Extracted data entries:
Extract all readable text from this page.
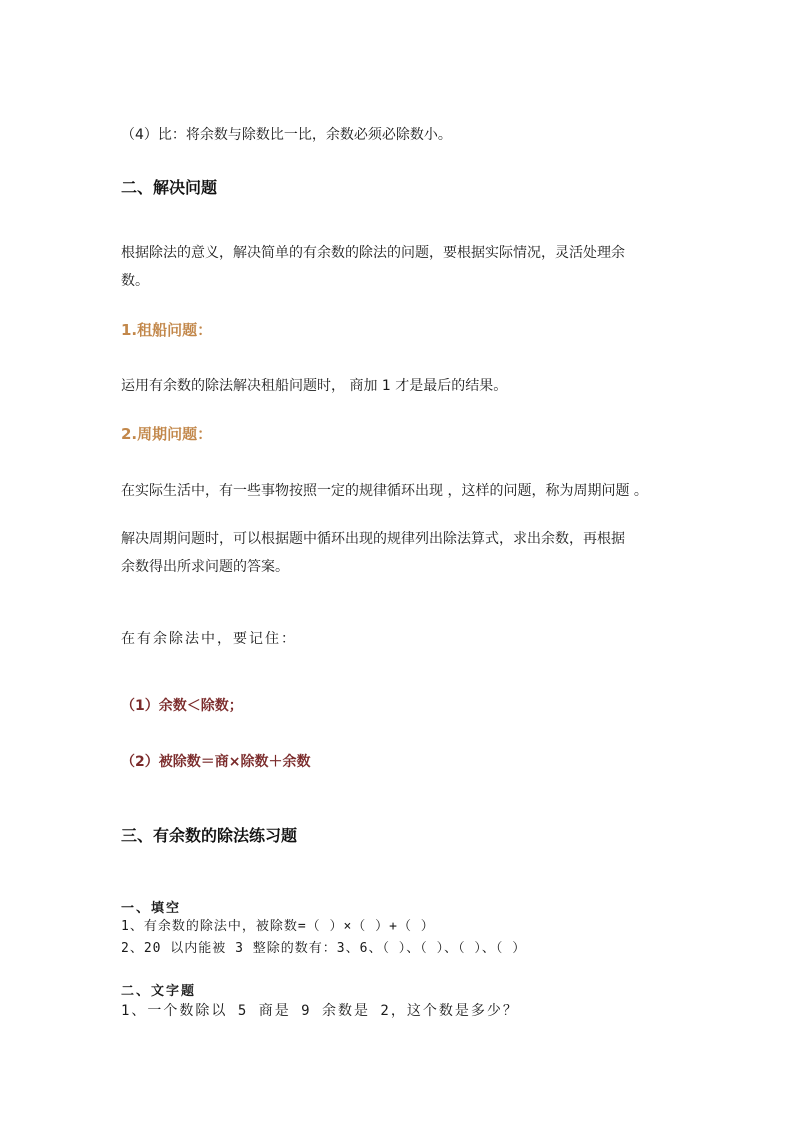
（4）比：将余数与除数比一比，余数必须必除数小。
二、解决问题
根据除法的意义，解决简单的有余数的除法的问题，要根据实际情况，灵活处理余
数。
1.租船问题：
运用有余数的除法解决租船问题时， 商加 1 才是最后的结果。
2.周期问题：
在实际生活中，有一些事物按照一定的规律循环出现 ，这样的问题，称为周期问题 。
解决周期问题时，可以根据题中循环出现的规律列出除法算式，求出余数，再根据
余数得出所求问题的答案。
在有余除法中，要记住：
（1）余数＜除数；
（2）被除数＝商×除数＋余数
三、有余数的除法练习题
一、填空
1、有余数的除法中，被除数=（ ）×（ ）+（ ）
2、20 以内能被 3 整除的数有：3、6、（ ）、（ ）、（ ）、（ ）
二、文字题
1、一个数除以 5 商是 9 余数是 2，这个数是多少？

Short task: Output all of the entries verbatim, leaving out any images.

Answer to the task:
Extract all readable text from this page.
（4）比：将余数与除数比一比，余数必须必除数小。
二、解决问题
根据除法的意义，解决简单的有余数的除法的问题，要根据实际情况，灵活处理余
数。
1.租船问题：
运用有余数的除法解决租船问题时， 商加 1 才是最后的结果。
2.周期问题：
在实际生活中，有一些事物按照一定的规律循环出现 ，这样的问题，称为周期问题 。
解决周期问题时，可以根据题中循环出现的规律列出除法算式，求出余数，再根据
余数得出所求问题的答案。
在有余除法中，要记住：
（1）余数＜除数；
（2）被除数＝商×除数＋余数
三、有余数的除法练习题
一、填空
1、有余数的除法中，被除数=（ ）×（ ）+（ ）
2、20 以内能被 3 整除的数有：3、6、（ ）、（ ）、（ ）、（ ）
二、文字题
1、一个数除以 5 商是 9 余数是 2，这个数是多少？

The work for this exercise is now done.